>> Start RECORD SET
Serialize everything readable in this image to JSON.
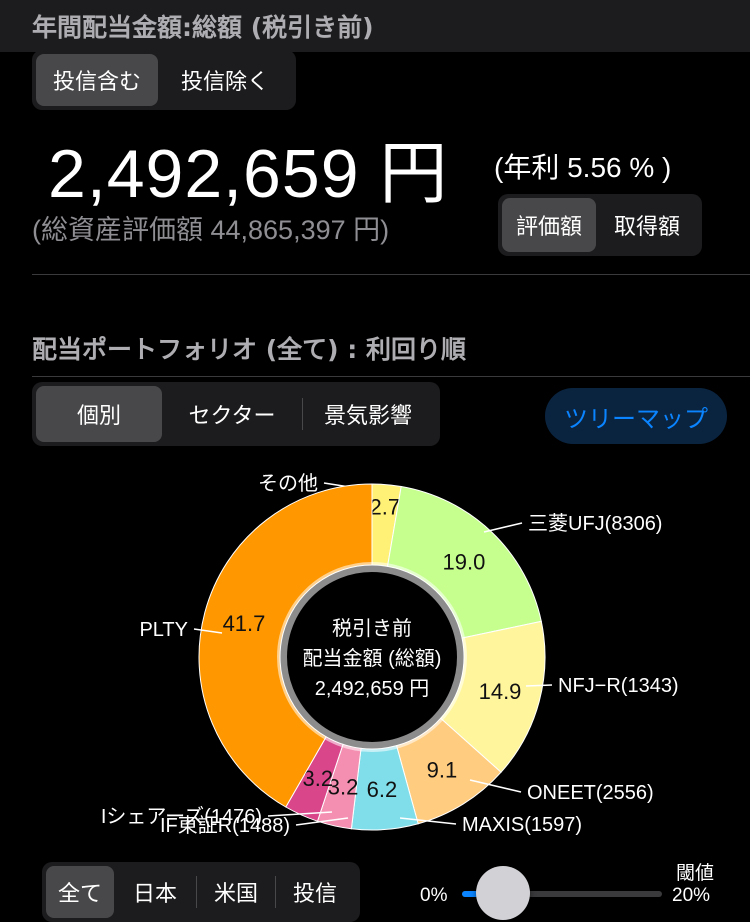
{
  "header": {
    "title": "年間配当金額:総額 (税引き前)"
  },
  "fund_toggle": {
    "options": [
      "投信含む",
      "投信除く"
    ],
    "selected": 0
  },
  "summary": {
    "amount": "2,492,659 円",
    "rate": "(年利 5.56 % )",
    "total_assets": "(総資産評価額 44,865,397 円)"
  },
  "value_toggle": {
    "options": [
      "評価額",
      "取得額"
    ],
    "selected": 0
  },
  "portfolio": {
    "title": "配当ポートフォリオ (全て) : 利回り順",
    "view_tabs": [
      "個別",
      "セクター",
      "景気影響"
    ],
    "selected_tab": 0,
    "treemap_button": "ツリーマップ"
  },
  "chart_data": {
    "type": "pie",
    "center_text": [
      "税引き前",
      "配当金額 (総額)",
      "2,492,659 円"
    ],
    "slices": [
      {
        "label": "その他",
        "value": 2.7,
        "value_label": "2.7",
        "color": "#fff176"
      },
      {
        "label": "三菱UFJ(8306)",
        "value": 19.0,
        "value_label": "19.0",
        "color": "#c6ff8e"
      },
      {
        "label": "NFJ−R(1343)",
        "value": 14.9,
        "value_label": "14.9",
        "color": "#fff59d"
      },
      {
        "label": "ONEET(2556)",
        "value": 9.1,
        "value_label": "9.1",
        "color": "#ffcc80"
      },
      {
        "label": "MAXIS(1597)",
        "value": 6.2,
        "value_label": "6.2",
        "color": "#80deea"
      },
      {
        "label": "IF東証R(1488)",
        "value": 3.2,
        "value_label": "3.2",
        "color": "#f48fb1"
      },
      {
        "label": "Iシェアーズ(1476)",
        "value": 3.2,
        "value_label": "3.2",
        "color": "#d9478a"
      },
      {
        "label": "PLTY",
        "value": 41.7,
        "value_label": "41.7",
        "color": "#ff9800"
      }
    ]
  },
  "region_tabs": {
    "options": [
      "全て",
      "日本",
      "米国",
      "投信"
    ],
    "selected": 0
  },
  "threshold": {
    "label": "閾値",
    "min_label": "0%",
    "max_label": "20%",
    "value_fraction": 0.1
  }
}
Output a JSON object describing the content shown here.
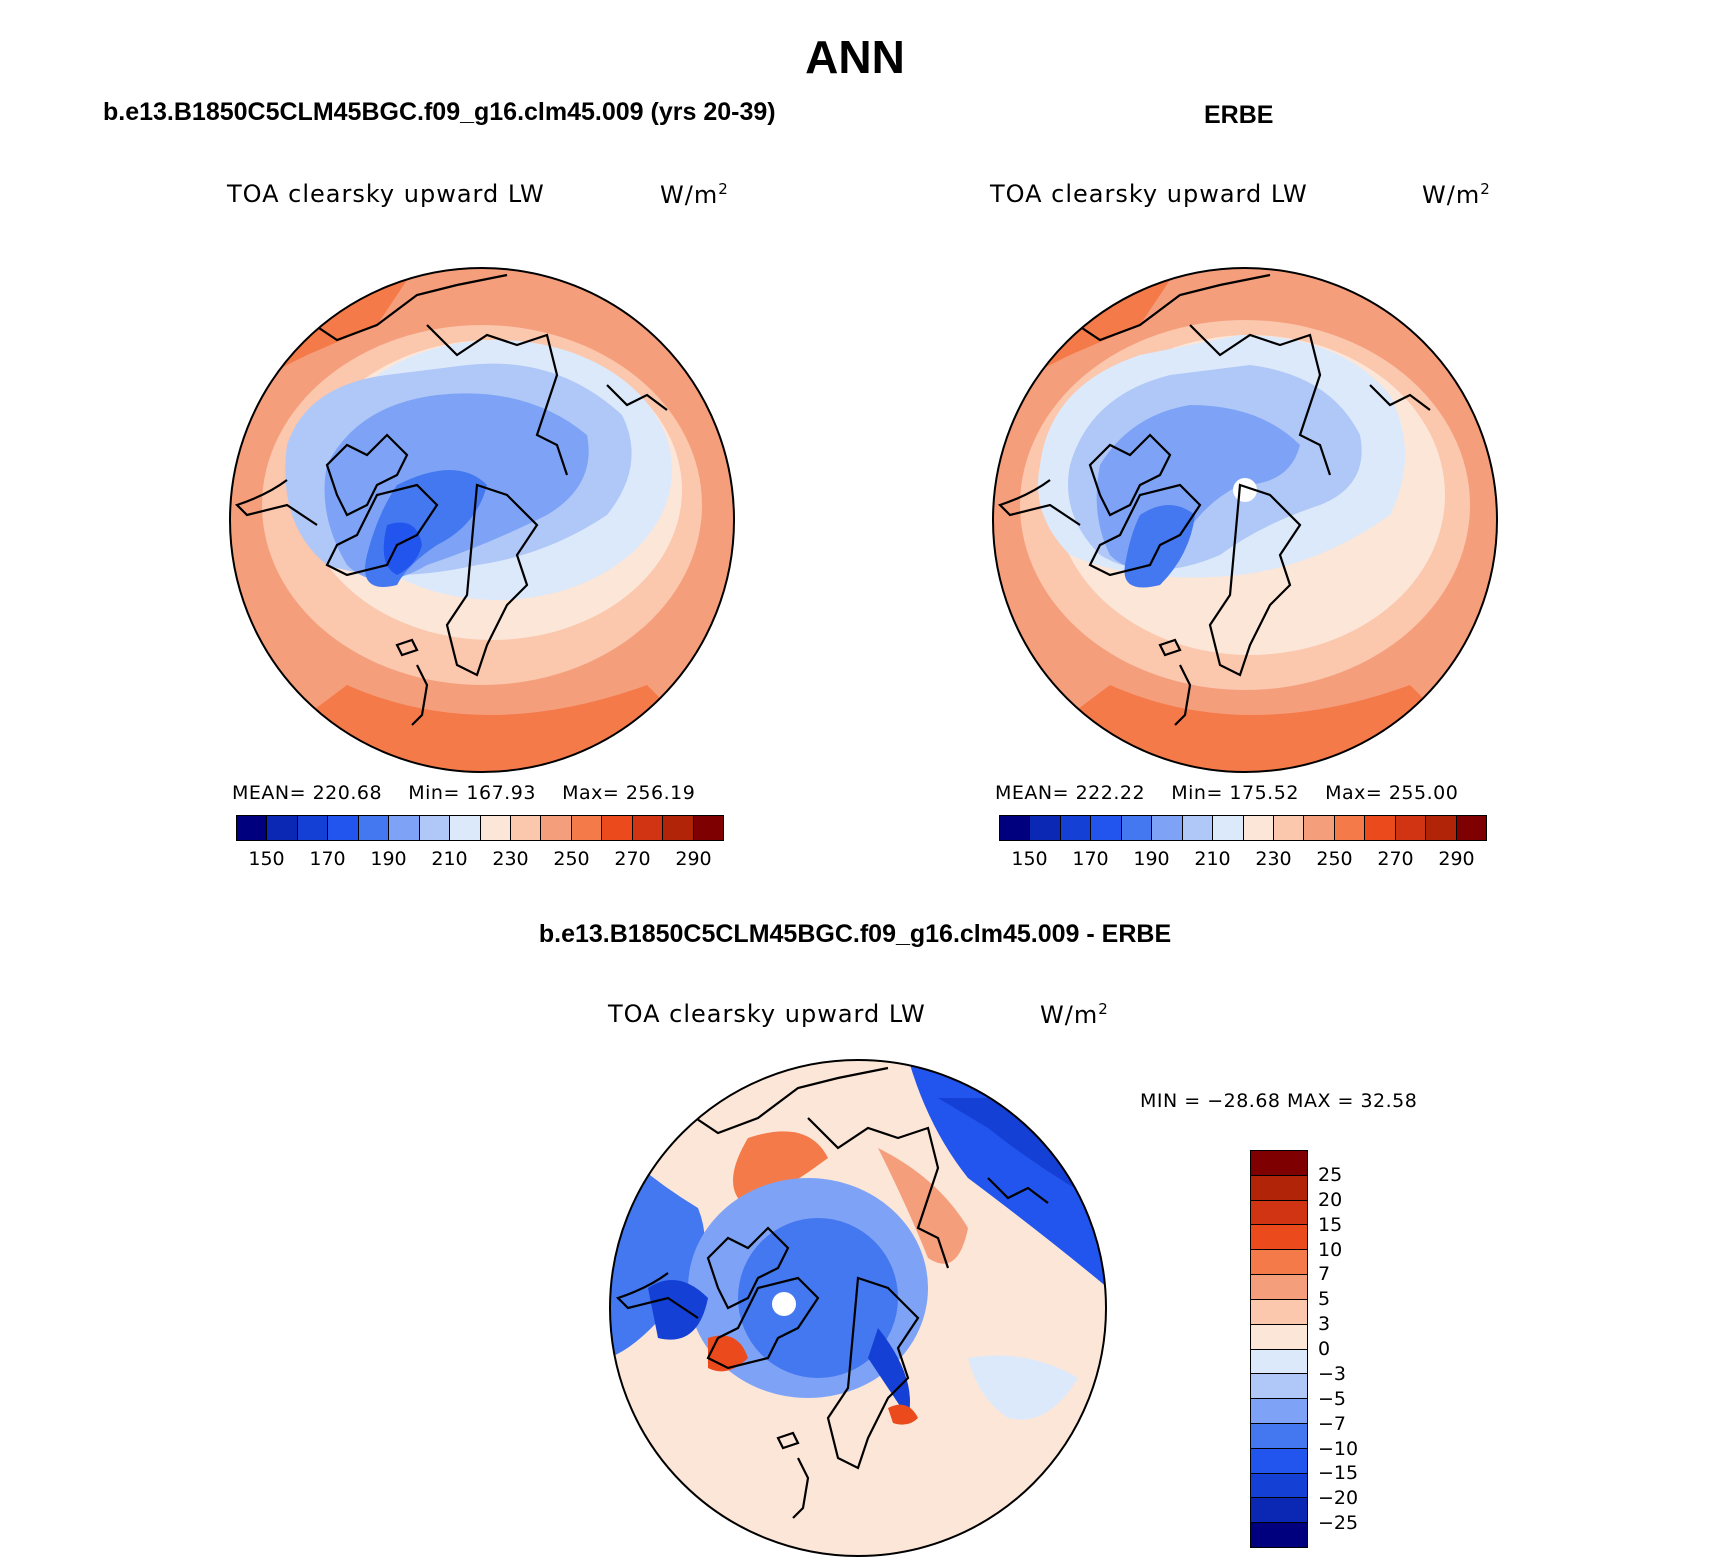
>> End RECORD SET
(YOUR TASK): Show each line in the entries that holds the string "title".

(FINAL RESULT):
    "title": "年間配当金額:総額 (税引き前)"
    "title": "配当ポートフォリオ (全て) : 利回り順",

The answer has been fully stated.